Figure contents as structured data
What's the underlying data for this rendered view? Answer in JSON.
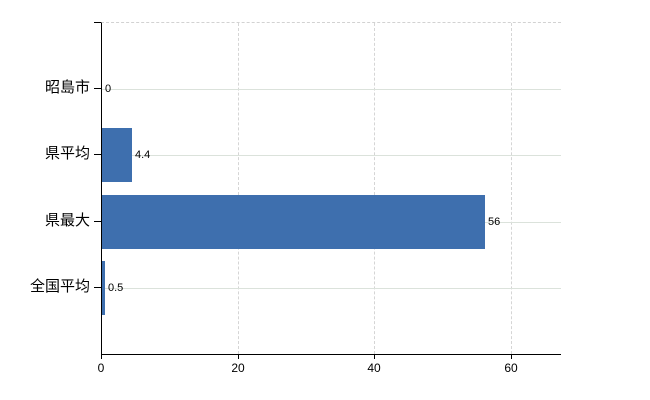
{
  "chart_data": {
    "type": "bar",
    "orientation": "horizontal",
    "title": "",
    "categories": [
      "昭島市",
      "県平均",
      "県最大",
      "全国平均"
    ],
    "values": [
      0,
      4.4,
      56,
      0.5
    ],
    "value_labels": [
      "0",
      "4.4",
      "56",
      "0.5"
    ],
    "x_tick_labels": [
      "0",
      "20",
      "40",
      "60"
    ],
    "x_tick_values": [
      0,
      20,
      40,
      60
    ],
    "xlim": [
      0,
      67.2
    ],
    "bar_color": "#3e6fae",
    "axis_color": "#000000",
    "h_gridline_color": "#dbe2db",
    "v_gridline_color": "#d5d5d5",
    "grid": true,
    "legend": false
  }
}
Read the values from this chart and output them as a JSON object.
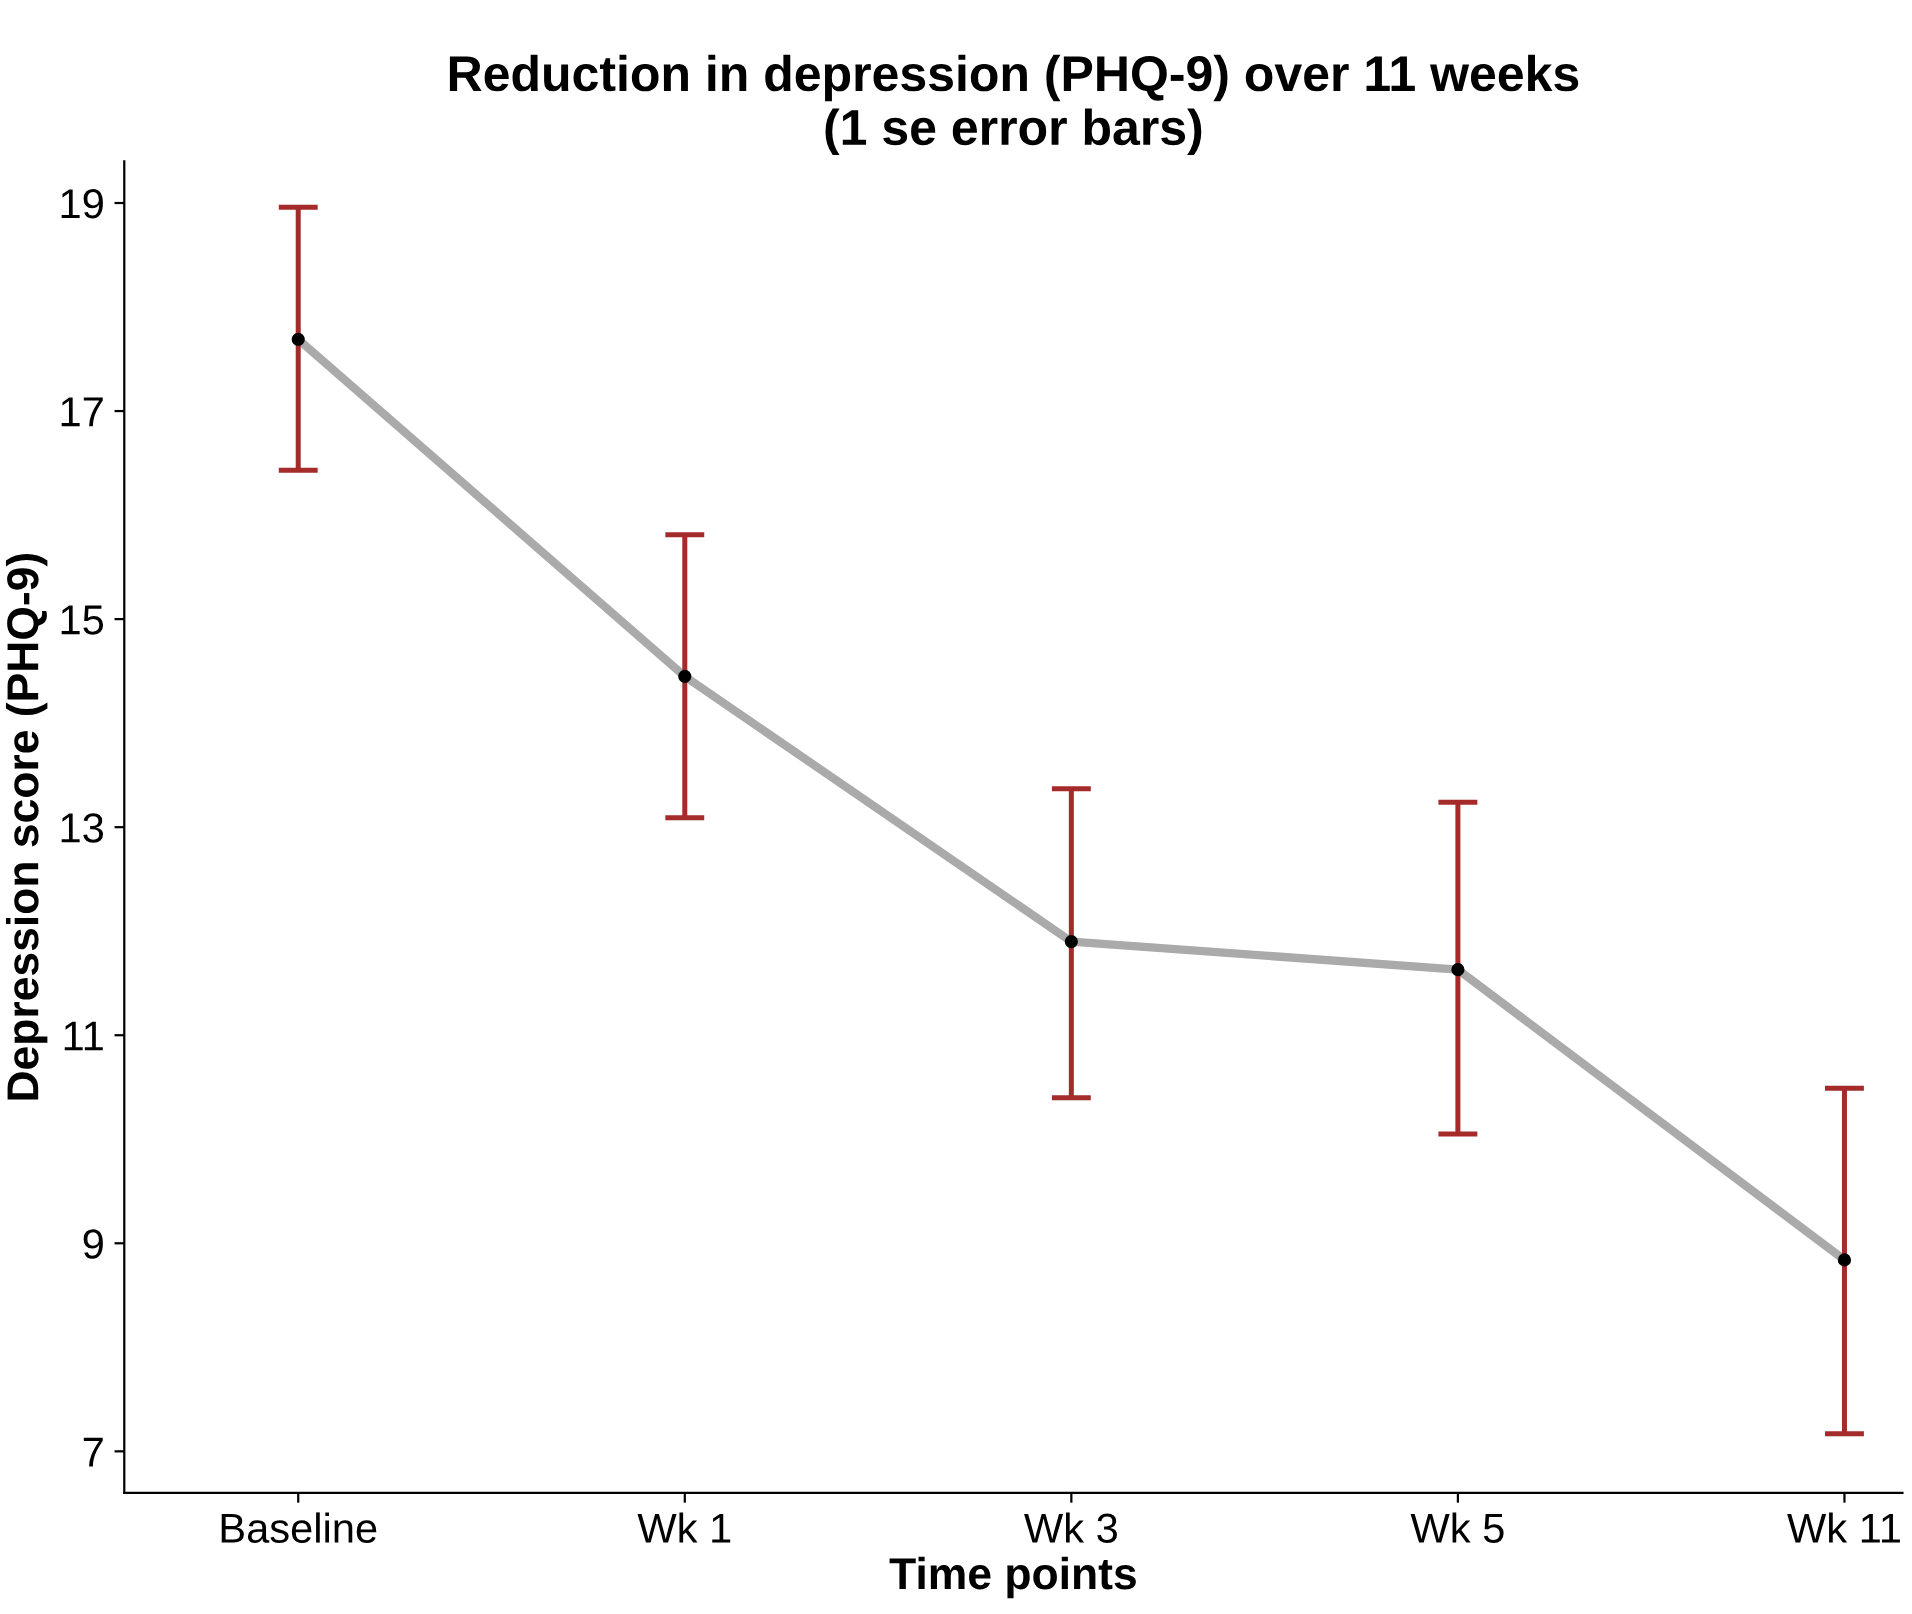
{
  "chart_data": {
    "type": "line",
    "title": "Reduction in depression (PHQ-9) over 11 weeks\n(1 se error bars)",
    "xlabel": "Time points",
    "ylabel": "Depression score (PHQ-9)",
    "categories": [
      "Baseline",
      "Wk 1",
      "Wk 3",
      "Wk 5",
      "Wk 11"
    ],
    "series": [
      {
        "color": "#aaaaaa",
        "values": [
          17.69,
          14.45,
          11.9,
          11.63,
          8.84
        ],
        "errors": [
          [
            16.43,
            18.96
          ],
          [
            13.09,
            15.81
          ],
          [
            10.4,
            13.37
          ],
          [
            10.05,
            13.24
          ],
          [
            7.17,
            10.49
          ]
        ]
      }
    ],
    "ylim": [
      6.6,
      19.4
    ],
    "yticks": [
      7,
      9,
      11,
      13,
      15,
      17,
      19
    ],
    "grid": false,
    "legend": false,
    "marker": "circle",
    "line_style": "solid"
  }
}
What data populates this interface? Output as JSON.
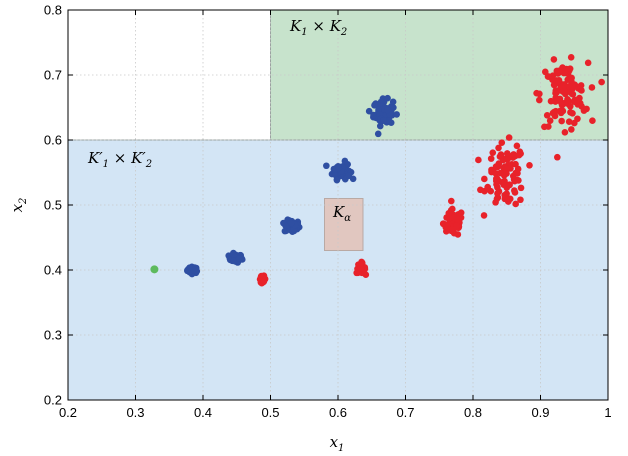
{
  "chart_data": {
    "type": "scatter",
    "title": "",
    "xlabel": "x",
    "xlabel_sub": "1",
    "ylabel": "x",
    "ylabel_sub": "2",
    "xlim": [
      0.2,
      1.0
    ],
    "ylim": [
      0.2,
      0.8
    ],
    "xticks": [
      "0.2",
      "0.3",
      "0.4",
      "0.5",
      "0.6",
      "0.7",
      "0.8",
      "0.9",
      "1"
    ],
    "yticks": [
      "0.2",
      "0.3",
      "0.4",
      "0.5",
      "0.6",
      "0.7",
      "0.8"
    ],
    "grid": true,
    "regions": [
      {
        "label": "K1 × K2",
        "x0": 0.5,
        "x1": 1.0,
        "y0": 0.6,
        "y1": 0.8,
        "color": "#c7e3cc"
      },
      {
        "label": "K1′ × K2′",
        "x0": 0.2,
        "x1": 1.0,
        "y0": 0.2,
        "y1": 0.6,
        "color": "#d3e5f5"
      },
      {
        "label": "Kα",
        "x0": 0.58,
        "x1": 0.637,
        "y0": 0.43,
        "y1": 0.51,
        "color": "#e1c7c0"
      }
    ],
    "series": [
      {
        "color": "#2f4fa2",
        "clusters": [
          {
            "x": 0.385,
            "y": 0.4,
            "sx": 0.005,
            "sy": 0.003,
            "n": 40
          },
          {
            "x": 0.448,
            "y": 0.418,
            "sx": 0.006,
            "sy": 0.004,
            "n": 45
          },
          {
            "x": 0.532,
            "y": 0.467,
            "sx": 0.007,
            "sy": 0.006,
            "n": 55
          },
          {
            "x": 0.605,
            "y": 0.553,
            "sx": 0.008,
            "sy": 0.008,
            "n": 60
          },
          {
            "x": 0.667,
            "y": 0.642,
            "sx": 0.009,
            "sy": 0.012,
            "n": 80
          }
        ]
      },
      {
        "color": "#e8222a",
        "clusters": [
          {
            "x": 0.488,
            "y": 0.386,
            "sx": 0.003,
            "sy": 0.003,
            "n": 20
          },
          {
            "x": 0.634,
            "y": 0.403,
            "sx": 0.004,
            "sy": 0.005,
            "n": 30
          },
          {
            "x": 0.771,
            "y": 0.472,
            "sx": 0.009,
            "sy": 0.013,
            "n": 70
          },
          {
            "x": 0.849,
            "y": 0.545,
            "sx": 0.018,
            "sy": 0.03,
            "n": 90
          },
          {
            "x": 0.935,
            "y": 0.67,
            "sx": 0.022,
            "sy": 0.03,
            "n": 110
          }
        ]
      },
      {
        "color": "#5dba5d",
        "points": [
          {
            "x": 0.328,
            "y": 0.401
          }
        ]
      }
    ]
  }
}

To do
Leave out the pictures and repeat everything else in the records exactly.

The solution
What's the underlying data for this rendered view? Answer in JSON.
{
  "chart_data": {
    "type": "bar",
    "orientation": "horizontal",
    "title": "",
    "categories": [
      "昭島市",
      "県平均",
      "県最大",
      "全国平均"
    ],
    "values": [
      0,
      4.4,
      56,
      0.5
    ],
    "value_labels": [
      "0",
      "4.4",
      "56",
      "0.5"
    ],
    "x_tick_labels": [
      "0",
      "20",
      "40",
      "60"
    ],
    "x_tick_values": [
      0,
      20,
      40,
      60
    ],
    "xlim": [
      0,
      67.2
    ],
    "bar_color": "#3e6fae",
    "axis_color": "#000000",
    "h_gridline_color": "#dbe2db",
    "v_gridline_color": "#d5d5d5",
    "grid": true,
    "legend": false
  }
}
Read the values from this chart and output them as a JSON object.
{
  "chart_data": {
    "type": "line",
    "title": "Reduction in depression (PHQ-9) over 11 weeks\n(1 se error bars)",
    "xlabel": "Time points",
    "ylabel": "Depression score (PHQ-9)",
    "categories": [
      "Baseline",
      "Wk 1",
      "Wk 3",
      "Wk 5",
      "Wk 11"
    ],
    "series": [
      {
        "color": "#aaaaaa",
        "values": [
          17.69,
          14.45,
          11.9,
          11.63,
          8.84
        ],
        "errors": [
          [
            16.43,
            18.96
          ],
          [
            13.09,
            15.81
          ],
          [
            10.4,
            13.37
          ],
          [
            10.05,
            13.24
          ],
          [
            7.17,
            10.49
          ]
        ]
      }
    ],
    "ylim": [
      6.6,
      19.4
    ],
    "yticks": [
      7,
      9,
      11,
      13,
      15,
      17,
      19
    ],
    "grid": false,
    "legend": false,
    "marker": "circle",
    "line_style": "solid"
  }
}
What data populates this interface? Output as JSON.
{
  "chart_data": {
    "type": "scatter",
    "title": "",
    "xlabel": "x",
    "xlabel_sub": "1",
    "ylabel": "x",
    "ylabel_sub": "2",
    "xlim": [
      0.2,
      1.0
    ],
    "ylim": [
      0.2,
      0.8
    ],
    "xticks": [
      "0.2",
      "0.3",
      "0.4",
      "0.5",
      "0.6",
      "0.7",
      "0.8",
      "0.9",
      "1"
    ],
    "yticks": [
      "0.2",
      "0.3",
      "0.4",
      "0.5",
      "0.6",
      "0.7",
      "0.8"
    ],
    "grid": true,
    "regions": [
      {
        "label": "K1 × K2",
        "x0": 0.5,
        "x1": 1.0,
        "y0": 0.6,
        "y1": 0.8,
        "color": "#c7e3cc"
      },
      {
        "label": "K1′ × K2′",
        "x0": 0.2,
        "x1": 1.0,
        "y0": 0.2,
        "y1": 0.6,
        "color": "#d3e5f5"
      },
      {
        "label": "Kα",
        "x0": 0.58,
        "x1": 0.637,
        "y0": 0.43,
        "y1": 0.51,
        "color": "#e1c7c0"
      }
    ],
    "series": [
      {
        "color": "#2f4fa2",
        "clusters": [
          {
            "x": 0.385,
            "y": 0.4,
            "sx": 0.005,
            "sy": 0.003,
            "n": 40
          },
          {
            "x": 0.448,
            "y": 0.418,
            "sx": 0.006,
            "sy": 0.004,
            "n": 45
          },
          {
            "x": 0.532,
            "y": 0.467,
            "sx": 0.007,
            "sy": 0.006,
            "n": 55
          },
          {
            "x": 0.605,
            "y": 0.553,
            "sx": 0.008,
            "sy": 0.008,
            "n": 60
          },
          {
            "x": 0.667,
            "y": 0.642,
            "sx": 0.009,
            "sy": 0.012,
            "n": 80
          }
        ]
      },
      {
        "color": "#e8222a",
        "clusters": [
          {
            "x": 0.488,
            "y": 0.386,
            "sx": 0.003,
            "sy": 0.003,
            "n": 20
          },
          {
            "x": 0.634,
            "y": 0.403,
            "sx": 0.004,
            "sy": 0.005,
            "n": 30
          },
          {
            "x": 0.771,
            "y": 0.472,
            "sx": 0.009,
            "sy": 0.013,
            "n": 70
          },
          {
            "x": 0.849,
            "y": 0.545,
            "sx": 0.018,
            "sy": 0.03,
            "n": 90
          },
          {
            "x": 0.935,
            "y": 0.67,
            "sx": 0.022,
            "sy": 0.03,
            "n": 110
          }
        ]
      },
      {
        "color": "#5dba5d",
        "points": [
          {
            "x": 0.328,
            "y": 0.401
          }
        ]
      }
    ]
  }
}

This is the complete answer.